▽

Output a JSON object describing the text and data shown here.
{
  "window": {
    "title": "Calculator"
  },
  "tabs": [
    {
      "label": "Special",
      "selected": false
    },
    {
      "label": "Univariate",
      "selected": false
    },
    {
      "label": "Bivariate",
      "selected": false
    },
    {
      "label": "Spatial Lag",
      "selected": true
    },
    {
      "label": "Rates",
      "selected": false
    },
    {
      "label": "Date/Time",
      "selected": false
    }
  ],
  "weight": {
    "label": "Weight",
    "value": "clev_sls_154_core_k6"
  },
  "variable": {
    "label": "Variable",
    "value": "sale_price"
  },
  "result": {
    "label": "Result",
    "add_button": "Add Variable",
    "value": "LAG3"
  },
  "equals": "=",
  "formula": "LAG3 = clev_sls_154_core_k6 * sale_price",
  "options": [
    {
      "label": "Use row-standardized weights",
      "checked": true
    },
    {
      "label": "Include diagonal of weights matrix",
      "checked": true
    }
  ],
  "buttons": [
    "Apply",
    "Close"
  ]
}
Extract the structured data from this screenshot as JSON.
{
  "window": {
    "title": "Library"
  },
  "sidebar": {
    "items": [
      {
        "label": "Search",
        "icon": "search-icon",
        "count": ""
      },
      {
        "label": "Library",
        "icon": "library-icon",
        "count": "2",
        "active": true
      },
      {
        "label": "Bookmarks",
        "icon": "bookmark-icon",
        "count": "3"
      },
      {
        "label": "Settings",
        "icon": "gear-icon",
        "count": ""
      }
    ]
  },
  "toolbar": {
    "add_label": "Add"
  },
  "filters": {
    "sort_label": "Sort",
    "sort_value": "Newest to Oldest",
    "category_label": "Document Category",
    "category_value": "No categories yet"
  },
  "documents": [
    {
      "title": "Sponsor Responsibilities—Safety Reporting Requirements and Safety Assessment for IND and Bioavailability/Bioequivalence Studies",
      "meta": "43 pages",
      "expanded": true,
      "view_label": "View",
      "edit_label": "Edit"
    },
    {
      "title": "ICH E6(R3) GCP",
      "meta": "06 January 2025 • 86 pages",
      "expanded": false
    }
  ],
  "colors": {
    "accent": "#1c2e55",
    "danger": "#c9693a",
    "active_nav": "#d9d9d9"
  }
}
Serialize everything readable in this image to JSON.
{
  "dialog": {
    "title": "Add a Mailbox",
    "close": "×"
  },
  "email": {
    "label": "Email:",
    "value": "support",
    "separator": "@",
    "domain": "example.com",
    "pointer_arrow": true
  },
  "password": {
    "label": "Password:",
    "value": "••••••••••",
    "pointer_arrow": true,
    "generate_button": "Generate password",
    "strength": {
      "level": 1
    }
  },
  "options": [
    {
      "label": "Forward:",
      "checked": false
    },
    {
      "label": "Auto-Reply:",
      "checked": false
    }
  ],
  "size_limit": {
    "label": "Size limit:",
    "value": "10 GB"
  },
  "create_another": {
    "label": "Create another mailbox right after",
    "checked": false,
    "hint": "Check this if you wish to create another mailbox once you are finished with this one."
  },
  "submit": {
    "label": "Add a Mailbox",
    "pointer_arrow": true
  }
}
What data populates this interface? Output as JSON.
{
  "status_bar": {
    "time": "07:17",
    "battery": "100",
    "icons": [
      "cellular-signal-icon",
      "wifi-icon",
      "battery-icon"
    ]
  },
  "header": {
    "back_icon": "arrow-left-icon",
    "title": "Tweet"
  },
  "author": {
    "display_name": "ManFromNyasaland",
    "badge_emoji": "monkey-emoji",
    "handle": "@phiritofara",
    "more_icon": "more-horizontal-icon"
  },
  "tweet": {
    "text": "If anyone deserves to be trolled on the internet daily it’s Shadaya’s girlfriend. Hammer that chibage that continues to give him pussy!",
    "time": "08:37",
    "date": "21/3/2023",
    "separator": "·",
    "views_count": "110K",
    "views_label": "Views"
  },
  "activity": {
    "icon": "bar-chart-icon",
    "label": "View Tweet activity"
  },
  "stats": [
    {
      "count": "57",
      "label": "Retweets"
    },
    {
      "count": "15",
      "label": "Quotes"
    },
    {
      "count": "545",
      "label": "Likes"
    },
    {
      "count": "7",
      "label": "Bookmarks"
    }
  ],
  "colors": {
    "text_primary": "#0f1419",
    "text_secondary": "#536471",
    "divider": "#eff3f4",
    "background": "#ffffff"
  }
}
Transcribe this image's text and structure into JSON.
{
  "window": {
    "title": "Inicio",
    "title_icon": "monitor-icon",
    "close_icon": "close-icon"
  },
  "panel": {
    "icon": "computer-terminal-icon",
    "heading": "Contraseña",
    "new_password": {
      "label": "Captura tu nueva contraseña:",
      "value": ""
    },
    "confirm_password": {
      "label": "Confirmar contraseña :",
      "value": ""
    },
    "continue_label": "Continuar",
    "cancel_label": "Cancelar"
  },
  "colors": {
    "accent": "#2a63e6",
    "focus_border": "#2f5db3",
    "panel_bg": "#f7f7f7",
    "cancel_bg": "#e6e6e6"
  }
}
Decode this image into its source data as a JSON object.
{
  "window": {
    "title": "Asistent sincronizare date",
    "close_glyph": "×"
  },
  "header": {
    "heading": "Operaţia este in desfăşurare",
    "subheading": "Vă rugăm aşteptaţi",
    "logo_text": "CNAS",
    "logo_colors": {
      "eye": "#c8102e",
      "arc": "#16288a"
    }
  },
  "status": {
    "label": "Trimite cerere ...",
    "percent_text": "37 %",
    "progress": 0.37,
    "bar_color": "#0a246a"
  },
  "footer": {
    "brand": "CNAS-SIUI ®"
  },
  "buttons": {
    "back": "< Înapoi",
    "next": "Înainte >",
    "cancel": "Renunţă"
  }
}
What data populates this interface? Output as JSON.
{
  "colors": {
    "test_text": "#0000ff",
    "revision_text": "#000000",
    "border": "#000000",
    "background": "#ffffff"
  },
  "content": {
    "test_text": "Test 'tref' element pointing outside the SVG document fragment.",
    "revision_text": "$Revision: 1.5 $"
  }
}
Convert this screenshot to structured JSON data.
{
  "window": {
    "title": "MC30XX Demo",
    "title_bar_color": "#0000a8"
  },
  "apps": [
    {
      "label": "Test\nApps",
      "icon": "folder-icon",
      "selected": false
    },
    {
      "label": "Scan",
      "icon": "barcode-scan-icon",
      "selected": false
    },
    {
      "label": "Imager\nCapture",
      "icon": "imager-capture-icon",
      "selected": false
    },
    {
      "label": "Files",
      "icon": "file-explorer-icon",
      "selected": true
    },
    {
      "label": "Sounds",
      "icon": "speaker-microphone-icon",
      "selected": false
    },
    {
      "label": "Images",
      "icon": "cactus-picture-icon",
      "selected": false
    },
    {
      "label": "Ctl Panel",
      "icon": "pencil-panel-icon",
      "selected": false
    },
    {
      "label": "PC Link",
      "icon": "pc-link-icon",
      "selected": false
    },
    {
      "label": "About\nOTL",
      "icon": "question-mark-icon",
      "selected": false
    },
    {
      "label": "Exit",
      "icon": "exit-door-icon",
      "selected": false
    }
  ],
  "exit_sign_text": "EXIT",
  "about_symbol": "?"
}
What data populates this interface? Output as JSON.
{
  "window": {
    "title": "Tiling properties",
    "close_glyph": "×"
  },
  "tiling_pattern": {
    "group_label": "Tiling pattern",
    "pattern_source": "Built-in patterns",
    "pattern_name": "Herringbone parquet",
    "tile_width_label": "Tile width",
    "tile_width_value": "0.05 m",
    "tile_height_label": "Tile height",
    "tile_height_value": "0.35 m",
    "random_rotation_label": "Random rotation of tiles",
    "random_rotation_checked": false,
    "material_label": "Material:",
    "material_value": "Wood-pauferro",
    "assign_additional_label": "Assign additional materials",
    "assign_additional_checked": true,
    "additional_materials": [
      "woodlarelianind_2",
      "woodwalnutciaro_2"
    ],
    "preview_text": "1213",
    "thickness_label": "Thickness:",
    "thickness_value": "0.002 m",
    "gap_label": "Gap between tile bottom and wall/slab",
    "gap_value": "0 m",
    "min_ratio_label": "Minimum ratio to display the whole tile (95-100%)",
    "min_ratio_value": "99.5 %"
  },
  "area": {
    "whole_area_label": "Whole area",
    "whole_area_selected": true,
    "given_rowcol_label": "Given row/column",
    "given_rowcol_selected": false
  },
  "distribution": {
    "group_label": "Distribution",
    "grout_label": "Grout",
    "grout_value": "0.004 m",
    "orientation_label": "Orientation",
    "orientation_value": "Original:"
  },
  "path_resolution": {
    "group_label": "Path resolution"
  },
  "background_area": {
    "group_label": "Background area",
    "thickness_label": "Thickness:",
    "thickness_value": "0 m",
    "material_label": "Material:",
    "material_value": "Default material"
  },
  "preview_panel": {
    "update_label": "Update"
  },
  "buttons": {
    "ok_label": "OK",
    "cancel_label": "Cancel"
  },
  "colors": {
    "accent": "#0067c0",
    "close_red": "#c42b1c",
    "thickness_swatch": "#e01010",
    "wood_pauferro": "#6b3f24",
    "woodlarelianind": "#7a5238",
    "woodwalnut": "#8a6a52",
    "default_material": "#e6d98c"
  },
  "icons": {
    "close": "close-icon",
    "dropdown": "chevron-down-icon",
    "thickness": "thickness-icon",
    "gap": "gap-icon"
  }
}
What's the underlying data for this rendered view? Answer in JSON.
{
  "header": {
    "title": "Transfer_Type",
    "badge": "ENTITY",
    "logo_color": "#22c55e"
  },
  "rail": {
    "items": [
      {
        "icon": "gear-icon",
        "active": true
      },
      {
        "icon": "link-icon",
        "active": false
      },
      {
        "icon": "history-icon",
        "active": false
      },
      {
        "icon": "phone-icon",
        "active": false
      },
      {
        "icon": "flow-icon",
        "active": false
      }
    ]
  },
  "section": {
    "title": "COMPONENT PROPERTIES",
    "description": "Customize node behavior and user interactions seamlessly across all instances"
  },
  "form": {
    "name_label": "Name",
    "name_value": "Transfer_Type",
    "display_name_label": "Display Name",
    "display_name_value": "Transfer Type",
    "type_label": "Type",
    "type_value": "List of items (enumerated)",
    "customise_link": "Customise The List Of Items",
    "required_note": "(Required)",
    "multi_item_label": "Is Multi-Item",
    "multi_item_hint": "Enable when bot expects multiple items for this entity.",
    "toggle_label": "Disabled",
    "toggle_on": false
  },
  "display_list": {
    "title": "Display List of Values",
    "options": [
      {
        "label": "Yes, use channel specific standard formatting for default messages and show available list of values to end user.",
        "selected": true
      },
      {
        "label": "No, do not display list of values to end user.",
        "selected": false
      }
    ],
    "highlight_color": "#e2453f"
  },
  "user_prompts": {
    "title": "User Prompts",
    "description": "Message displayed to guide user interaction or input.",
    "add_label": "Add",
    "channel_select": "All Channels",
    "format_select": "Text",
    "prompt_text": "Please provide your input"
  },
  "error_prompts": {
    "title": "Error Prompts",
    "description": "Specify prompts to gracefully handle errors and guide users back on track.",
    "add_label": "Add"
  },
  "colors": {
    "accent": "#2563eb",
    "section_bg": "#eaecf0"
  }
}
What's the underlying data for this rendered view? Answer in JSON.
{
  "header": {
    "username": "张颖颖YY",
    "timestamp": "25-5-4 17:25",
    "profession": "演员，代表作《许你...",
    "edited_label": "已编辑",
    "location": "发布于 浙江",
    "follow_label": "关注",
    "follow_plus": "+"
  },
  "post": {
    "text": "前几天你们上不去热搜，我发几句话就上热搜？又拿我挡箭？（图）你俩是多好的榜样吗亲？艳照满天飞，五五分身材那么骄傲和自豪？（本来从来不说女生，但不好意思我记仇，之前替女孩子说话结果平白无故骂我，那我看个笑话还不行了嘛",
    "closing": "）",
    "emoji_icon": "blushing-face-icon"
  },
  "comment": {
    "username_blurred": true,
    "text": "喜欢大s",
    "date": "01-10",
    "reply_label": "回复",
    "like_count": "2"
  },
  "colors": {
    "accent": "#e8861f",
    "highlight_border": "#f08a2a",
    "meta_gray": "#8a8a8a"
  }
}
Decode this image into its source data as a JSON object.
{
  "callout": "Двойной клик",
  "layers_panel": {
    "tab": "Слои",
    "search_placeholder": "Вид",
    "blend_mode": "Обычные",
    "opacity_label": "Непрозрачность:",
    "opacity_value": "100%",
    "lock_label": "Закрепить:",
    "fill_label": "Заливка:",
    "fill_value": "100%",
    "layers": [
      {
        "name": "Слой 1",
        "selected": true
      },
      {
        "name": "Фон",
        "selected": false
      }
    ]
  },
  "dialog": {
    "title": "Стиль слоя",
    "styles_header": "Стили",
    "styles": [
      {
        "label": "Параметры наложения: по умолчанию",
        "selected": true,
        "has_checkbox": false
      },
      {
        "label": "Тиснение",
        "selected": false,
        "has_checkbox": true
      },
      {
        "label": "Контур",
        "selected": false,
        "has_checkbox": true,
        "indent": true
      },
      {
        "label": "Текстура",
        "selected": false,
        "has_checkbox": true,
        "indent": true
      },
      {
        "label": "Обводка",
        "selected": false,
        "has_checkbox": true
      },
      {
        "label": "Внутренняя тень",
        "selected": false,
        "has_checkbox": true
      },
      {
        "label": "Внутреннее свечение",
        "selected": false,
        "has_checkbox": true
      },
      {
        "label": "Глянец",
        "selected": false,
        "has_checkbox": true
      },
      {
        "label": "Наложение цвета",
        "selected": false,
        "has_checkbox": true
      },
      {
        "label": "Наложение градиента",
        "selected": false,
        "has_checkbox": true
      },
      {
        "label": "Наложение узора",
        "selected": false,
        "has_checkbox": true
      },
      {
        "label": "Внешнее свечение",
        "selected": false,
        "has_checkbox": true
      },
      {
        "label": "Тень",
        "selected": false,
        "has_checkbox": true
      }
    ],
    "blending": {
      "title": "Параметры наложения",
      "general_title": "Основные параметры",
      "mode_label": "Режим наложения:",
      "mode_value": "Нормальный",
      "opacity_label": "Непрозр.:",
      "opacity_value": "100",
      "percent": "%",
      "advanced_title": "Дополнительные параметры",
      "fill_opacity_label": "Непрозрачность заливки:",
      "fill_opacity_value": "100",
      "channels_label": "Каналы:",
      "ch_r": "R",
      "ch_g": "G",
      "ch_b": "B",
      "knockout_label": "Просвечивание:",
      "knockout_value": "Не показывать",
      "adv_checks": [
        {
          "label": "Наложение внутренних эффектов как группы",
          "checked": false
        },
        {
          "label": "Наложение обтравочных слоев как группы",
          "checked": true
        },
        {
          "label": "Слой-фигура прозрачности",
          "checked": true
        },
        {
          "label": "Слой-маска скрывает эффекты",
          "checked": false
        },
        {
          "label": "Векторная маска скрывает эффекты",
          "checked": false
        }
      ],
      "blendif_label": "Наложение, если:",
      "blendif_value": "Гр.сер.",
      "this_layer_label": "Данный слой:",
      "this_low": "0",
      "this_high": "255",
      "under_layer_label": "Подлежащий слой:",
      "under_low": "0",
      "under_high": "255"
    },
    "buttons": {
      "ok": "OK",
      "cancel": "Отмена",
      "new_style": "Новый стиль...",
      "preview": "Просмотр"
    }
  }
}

△

_PROBLEM DESCRIPTION_
Locate all lines in the listing above with the word "screenshot" and copy them.

_RESULT FOR THIS TASK_
Extract the structured data from this screenshot as JSON.
Convert this screenshot to structured JSON data.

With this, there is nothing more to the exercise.